# Written problem
Reproduce the entries below in full, word for word.

□ □ □ □

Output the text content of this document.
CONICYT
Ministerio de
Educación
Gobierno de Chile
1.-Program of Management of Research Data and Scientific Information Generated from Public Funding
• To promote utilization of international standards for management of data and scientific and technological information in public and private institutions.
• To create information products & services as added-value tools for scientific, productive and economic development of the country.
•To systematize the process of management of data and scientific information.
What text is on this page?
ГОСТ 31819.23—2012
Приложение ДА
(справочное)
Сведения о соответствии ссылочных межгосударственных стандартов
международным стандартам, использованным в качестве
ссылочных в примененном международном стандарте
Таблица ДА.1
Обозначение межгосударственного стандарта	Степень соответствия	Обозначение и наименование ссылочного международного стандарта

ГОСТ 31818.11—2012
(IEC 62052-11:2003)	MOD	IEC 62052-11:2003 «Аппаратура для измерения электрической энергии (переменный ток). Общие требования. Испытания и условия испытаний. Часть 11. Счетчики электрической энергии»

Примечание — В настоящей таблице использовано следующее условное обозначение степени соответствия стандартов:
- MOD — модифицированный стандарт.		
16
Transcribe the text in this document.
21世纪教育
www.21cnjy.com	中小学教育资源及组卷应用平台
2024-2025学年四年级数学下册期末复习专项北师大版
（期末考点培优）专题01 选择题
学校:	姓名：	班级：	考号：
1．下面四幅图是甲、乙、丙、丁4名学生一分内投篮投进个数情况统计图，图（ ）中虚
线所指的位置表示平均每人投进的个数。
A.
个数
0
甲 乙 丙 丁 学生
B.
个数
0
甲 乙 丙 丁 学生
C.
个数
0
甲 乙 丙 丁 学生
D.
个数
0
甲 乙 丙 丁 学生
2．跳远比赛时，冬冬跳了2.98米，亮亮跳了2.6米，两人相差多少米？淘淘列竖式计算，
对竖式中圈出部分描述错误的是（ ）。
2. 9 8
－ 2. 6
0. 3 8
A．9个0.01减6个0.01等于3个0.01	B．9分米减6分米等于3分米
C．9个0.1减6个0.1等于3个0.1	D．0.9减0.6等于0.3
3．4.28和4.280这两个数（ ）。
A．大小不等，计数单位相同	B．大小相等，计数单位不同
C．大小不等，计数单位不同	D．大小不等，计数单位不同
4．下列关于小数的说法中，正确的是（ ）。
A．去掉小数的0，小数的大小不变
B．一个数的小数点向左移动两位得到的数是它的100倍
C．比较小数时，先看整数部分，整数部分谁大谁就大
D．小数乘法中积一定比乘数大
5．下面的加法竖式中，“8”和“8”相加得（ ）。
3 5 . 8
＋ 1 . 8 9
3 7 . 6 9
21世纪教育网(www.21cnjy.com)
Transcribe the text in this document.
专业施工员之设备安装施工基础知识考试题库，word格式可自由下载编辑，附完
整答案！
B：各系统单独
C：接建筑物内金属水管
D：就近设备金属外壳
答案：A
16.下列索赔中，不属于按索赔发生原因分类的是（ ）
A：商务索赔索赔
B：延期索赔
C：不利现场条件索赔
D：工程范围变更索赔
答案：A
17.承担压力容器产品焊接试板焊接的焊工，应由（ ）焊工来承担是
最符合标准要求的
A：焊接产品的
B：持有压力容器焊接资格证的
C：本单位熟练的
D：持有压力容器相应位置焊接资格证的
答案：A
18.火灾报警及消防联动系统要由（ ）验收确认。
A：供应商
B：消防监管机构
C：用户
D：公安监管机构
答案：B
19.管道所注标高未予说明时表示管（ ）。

□ □ □ □

# Solved problem
Output the text content of this document.
CONICYT
Ministerio de
Educación
Gobierno de Chile
1.-Program of Management of Research Data and Scientific Information Generated from Public Funding
• To promote utilization of international standards for management of data and scientific and technological information in public and private institutions.
• To create information products & services as added-value tools for scientific, productive and economic development of the country.
•To systematize the process of management of data and scientific information.
What text is on this page?
ГОСТ 31819.23—2012
Приложение ДА
(справочное)
Сведения о соответствии ссылочных межгосударственных стандартов
международным стандартам, использованным в качестве
ссылочных в примененном международном стандарте
Таблица ДА.1
Обозначение межгосударственного стандарта	Степень соответствия	Обозначение и наименование ссылочного международного стандарта

ГОСТ 31818.11—2012
(IEC 62052-11:2003)	MOD	IEC 62052-11:2003 «Аппаратура для измерения электрической энергии (переменный ток). Общие требования. Испытания и условия испытаний. Часть 11. Счетчики электрической энергии»

Примечание — В настоящей таблице использовано следующее условное обозначение степени соответствия стандартов:
- MOD — модифицированный стандарт.		
16
Transcribe the text in this document.
21世纪教育
www.21cnjy.com	中小学教育资源及组卷应用平台
2024-2025学年四年级数学下册期末复习专项北师大版
（期末考点培优）专题01 选择题
学校:	姓名：	班级：	考号：
1．下面四幅图是甲、乙、丙、丁4名学生一分内投篮投进个数情况统计图，图（ ）中虚
线所指的位置表示平均每人投进的个数。
A.
个数
0
甲 乙 丙 丁 学生
B.
个数
0
甲 乙 丙 丁 学生
C.
个数
0
甲 乙 丙 丁 学生
D.
个数
0
甲 乙 丙 丁 学生
2．跳远比赛时，冬冬跳了2.98米，亮亮跳了2.6米，两人相差多少米？淘淘列竖式计算，
对竖式中圈出部分描述错误的是（ ）。
2. 9 8
－ 2. 6
0. 3 8
A．9个0.01减6个0.01等于3个0.01	B．9分米减6分米等于3分米
C．9个0.1减6个0.1等于3个0.1	D．0.9减0.6等于0.3
3．4.28和4.280这两个数（ ）。
A．大小不等，计数单位相同	B．大小相等，计数单位不同
C．大小不等，计数单位不同	D．大小不等，计数单位不同
4．下列关于小数的说法中，正确的是（ ）。
A．去掉小数的0，小数的大小不变
B．一个数的小数点向左移动两位得到的数是它的100倍
C．比较小数时，先看整数部分，整数部分谁大谁就大
D．小数乘法中积一定比乘数大
5．下面的加法竖式中，“8”和“8”相加得（ ）。
3 5 . 8
＋ 1 . 8 9
3 7 . 6 9
21世纪教育网(www.21cnjy.com)
Transcribe the text in this document.
专业施工员之设备安装施工基础知识考试题库，word格式可自由下载编辑，附完
整答案！
B：各系统单独
C：接建筑物内金属水管
D：就近设备金属外壳
答案：A
16.下列索赔中，不属于按索赔发生原因分类的是（ ）
A：商务索赔索赔
B：延期索赔
C：不利现场条件索赔
D：工程范围变更索赔
答案：A
17.承担压力容器产品焊接试板焊接的焊工，应由（ ）焊工来承担是
最符合标准要求的
A：焊接产品的
B：持有压力容器焊接资格证的
C：本单位熟练的
D：持有压力容器相应位置焊接资格证的
答案：A
18.火灾报警及消防联动系统要由（ ）验收确认。
A：供应商
B：消防监管机构
C：用户
D：公安监管机构
答案：B
19.管道所注标高未予说明时表示管（ ）。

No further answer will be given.